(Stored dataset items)

────────

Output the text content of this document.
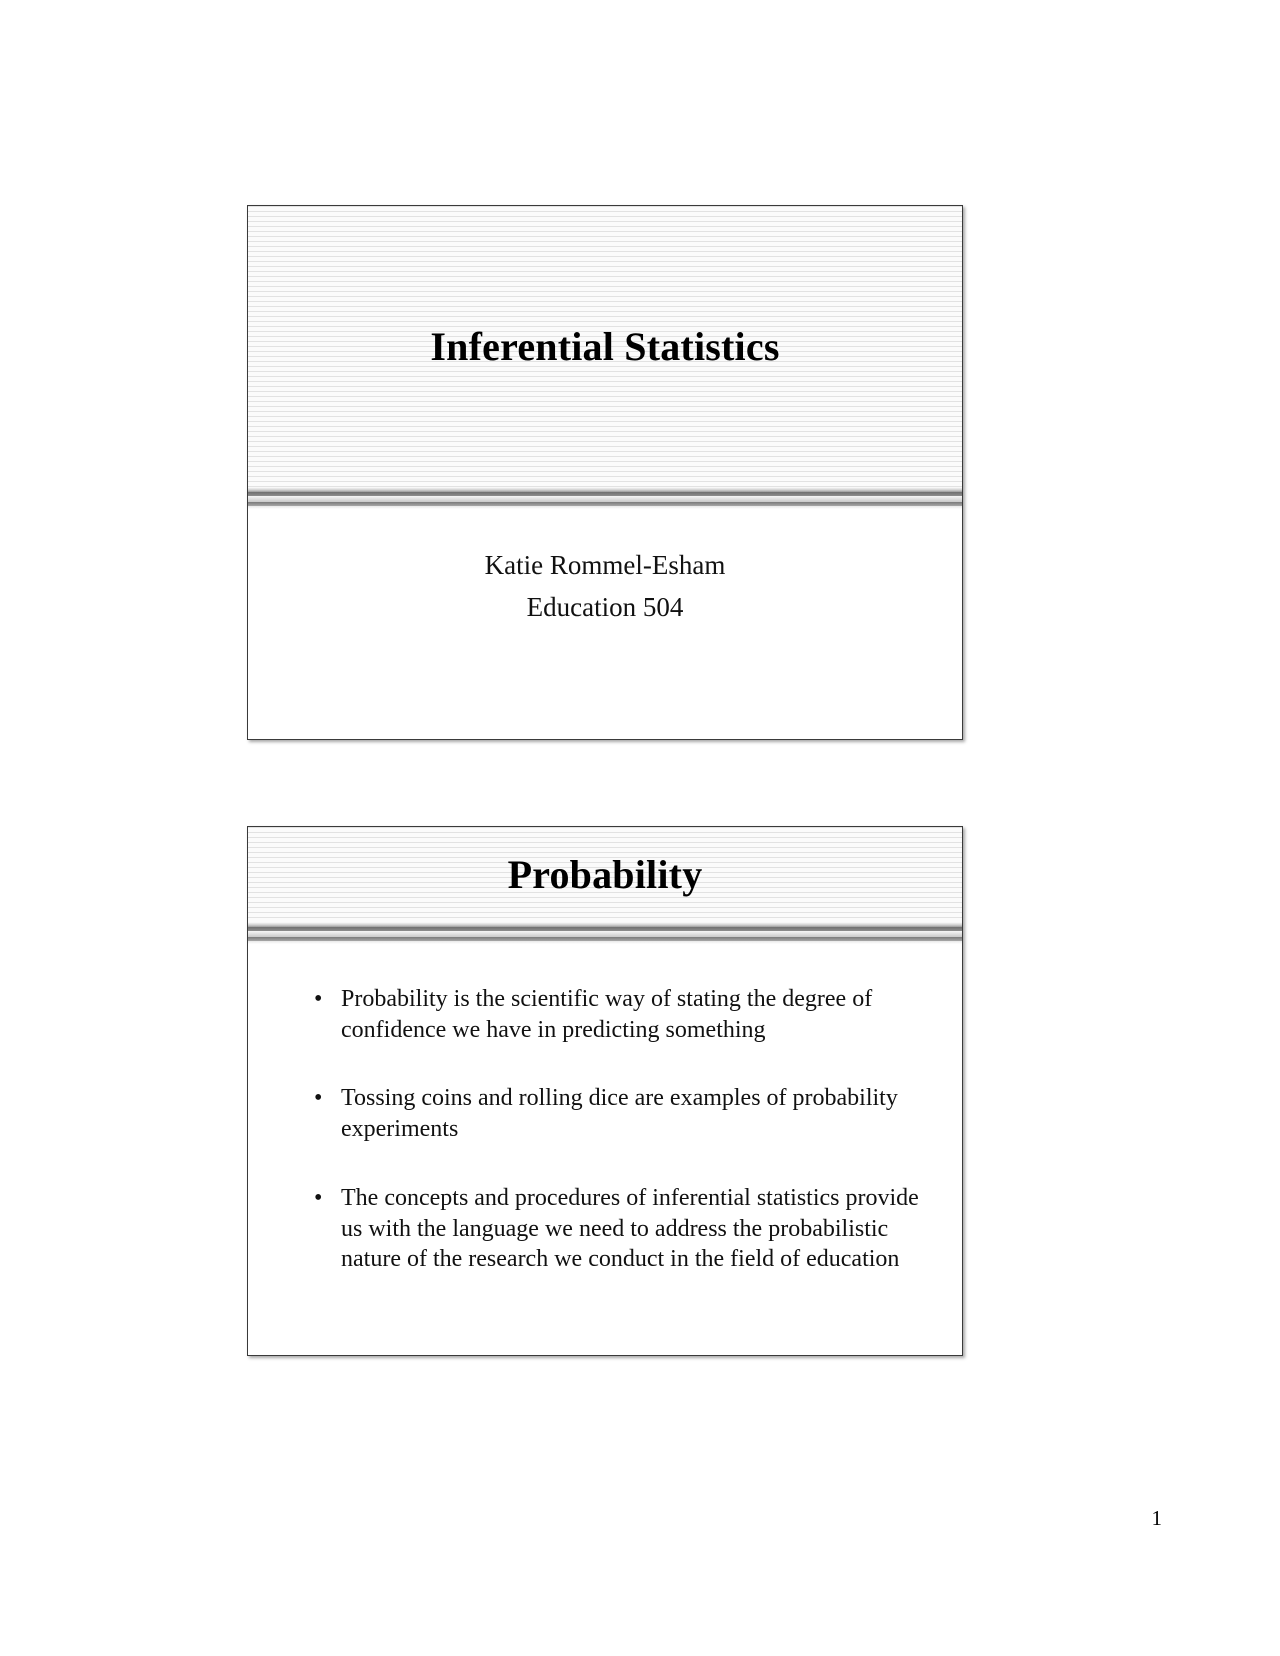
Inferential Statistics
Katie Rommel-Esham
Education 504
Probability
• Probability is the scientific way of stating the degree of confidence we have in predicting something
• Tossing coins and rolling dice are examples of probability experiments
• The concepts and procedures of inferential statistics provide us with the language we need to address the probabilistic nature of the research we conduct in the field of education
1
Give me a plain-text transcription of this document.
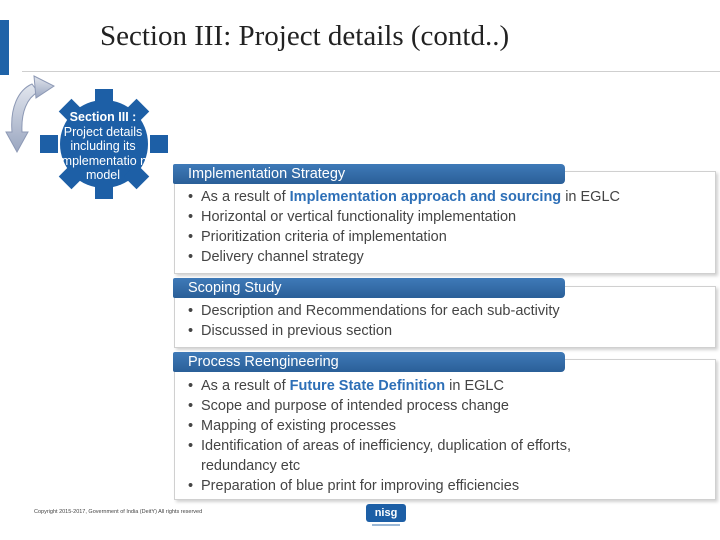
Section III: Project details (contd..)
Section III :
Project details including its implementatio n model	Implementation Strategy
• As a result of Implementation approach and sourcing in EGLC
• Horizontal or vertical functionality implementation
• Prioritization criteria of implementation
• Delivery channel strategy
Scoping Study
• Description and Recommendations for each sub-activity
• Discussed in previous section
Process Reengineering
• As a result of Future State Definition in EGLC
• Scope and purpose of intended process change
• Mapping of existing processes
• Identification of areas of inefficiency, duplication of efforts, redundancy etc
• Preparation of blue print for improving efficiencies
Copyright 2015-2017, Government of India (DeitY) All rights reserved	nisg
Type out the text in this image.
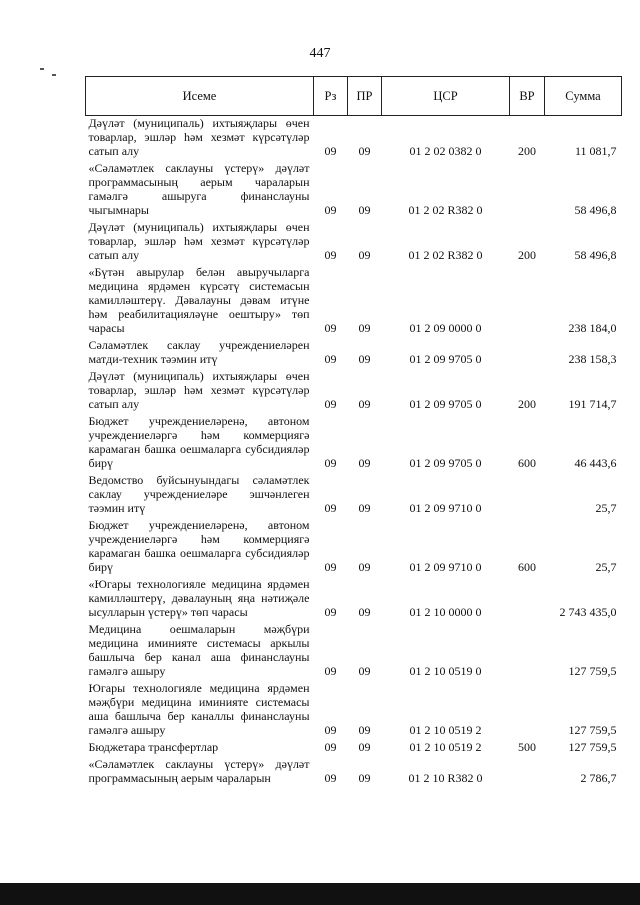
447
Исеме	Рз	ПР	ЦСР	ВР	Сумма
Дәүләт (муниципаль) ихтыяҗлары өчен товарлар, эшләр һәм хезмәт күрсәтүләр сатып алу	09	09	01 2 02 0382 0	200	11 081,7
«Сәламәтлек саклауны үстерү» дәүләт программасының аерым чараларын гамәлгә ашыруга финанслауны чыгымнары	09	09	01 2 02 R382 0		58 496,8
Дәүләт (муниципаль) ихтыяҗлары өчен товарлар, эшләр һәм хезмәт күрсәтүләр сатып алу	09	09	01 2 02 R382 0	200	58 496,8
«Бүтән авырулар белән авыручыларга медицина ярдәмен күрсәтү системасын камилләштерү. Дәвалауны дәвам итүне һәм реабилитацияләүне оештыру» төп чарасы	09	09	01 2 09 0000 0		238 184,0
Сәламәтлек саклау учреждениеләрен матди-техник тәэмин итү	09	09	01 2 09 9705 0		238 158,3
Дәүләт (муниципаль) ихтыяҗлары өчен товарлар, эшләр һәм хезмәт күрсәтүләр сатып алу	09	09	01 2 09 9705 0	200	191 714,7
Бюджет учреждениеләренә, автоном учреждениеләргә һәм коммерциягә карамаган башка оешмаларга субсидияләр бирү	09	09	01 2 09 9705 0	600	46 443,6
Ведомство буйсынуындагы сәламәтлек саклау учреждениеләре эшчәнлеген тәэмин итү	09	09	01 2 09 9710 0		25,7
Бюджет учреждениеләренә, автоном учреждениеләргә һәм коммерциягә карамаган башка оешмаларга субсидияләр бирү	09	09	01 2 09 9710 0	600	25,7
«Югары технологияле медицина ярдәмен камилләштерү, дәвалауның яңа нәтиҗәле ысулларын үстерү» төп чарасы	09	09	01 2 10 0000 0		2 743 435,0
Медицина оешмаларын мәҗбүри медицина иминияте системасы аркылы башлыча бер канал аша финанслауны гамәлгә ашыру	09	09	01 2 10 0519 0		127 759,5
Югары технологияле медицина ярдәмен мәҗбүри медицина иминияте системасы аша башлыча бер каналлы финанслауны гамәлгә ашыру	09	09	01 2 10 0519 2		127 759,5
Бюджетара трансфертлар	09	09	01 2 10 0519 2	500	127 759,5
«Сәламәтлек саклауны үстерү» дәүләт программасының аерым чараларын	09	09	01 2 10 R382 0		2 786,7
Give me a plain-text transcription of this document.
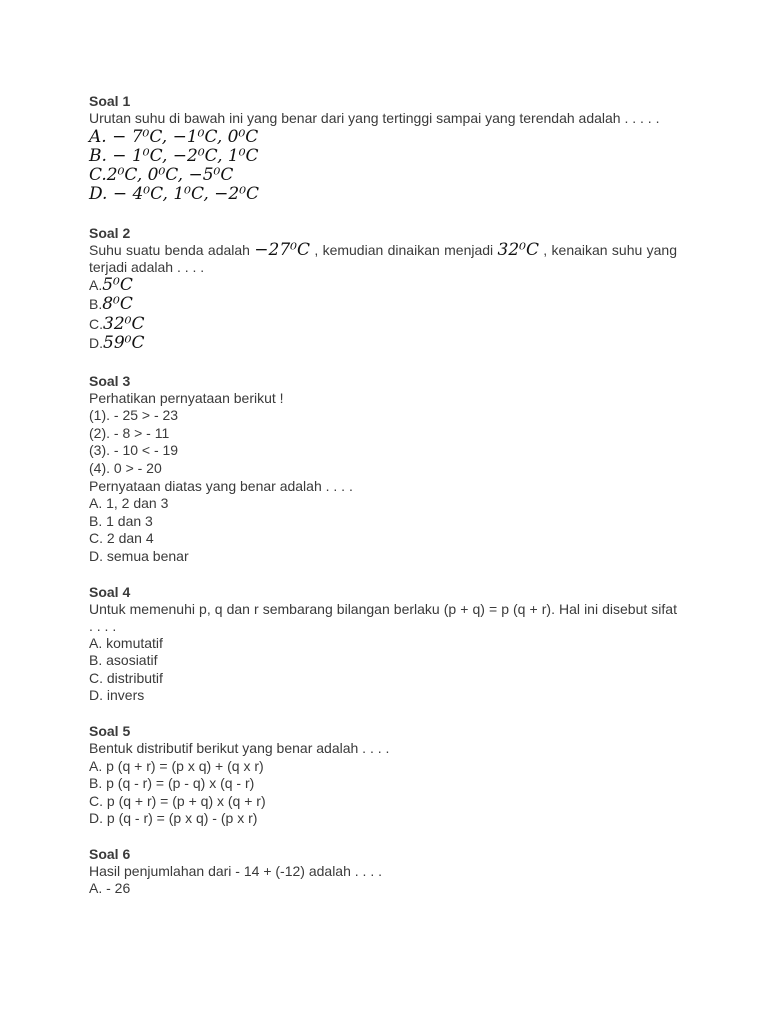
Soal 1

Urutan suhu di bawah ini yang benar dari yang tertinggi sampai yang terendah adalah . . . . .

A. − 7⁰C, −1⁰C, 0⁰C

B. − 1⁰C, −2⁰C, 1⁰C

C.2⁰C, 0⁰C, −5⁰C

D. − 4⁰C, 1⁰C, −2⁰C

Soal 2

Suhu suatu benda adalah −27⁰C , kemudian dinaikan menjadi 32⁰C , kenaikan suhu yang terjadi adalah . . . .

A.5⁰C

B.8⁰C

C.32⁰C

D.59⁰C

Soal 3

Perhatikan pernyataan berikut !

(1). - 25 > - 23

(2). - 8 > - 11

(3). - 10 < - 19

(4). 0 > - 20

Pernyataan diatas yang benar adalah . . . .

A. 1, 2 dan 3

B. 1 dan 3

C. 2 dan 4

D. semua benar

Soal 4

Untuk memenuhi p, q dan r sembarang bilangan berlaku (p + q) = p (q + r). Hal ini disebut sifat . . . .

A. komutatif

B. asosiatif

C. distributif

D. invers

Soal 5

Bentuk distributif berikut yang benar adalah . . . .

A. p (q + r) = (p x q) + (q x r)

B. p (q - r) = (p - q) x (q - r)

C. p (q + r) = (p + q) x (q + r)

D. p (q - r) = (p x q) - (p x r)

Soal 6

Hasil penjumlahan dari - 14 + (-12) adalah . . . .

A. - 26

────────

(Do this): Count the lines in the entries that hold the word "товарлар", and give nothing but the total.

(Task output): 3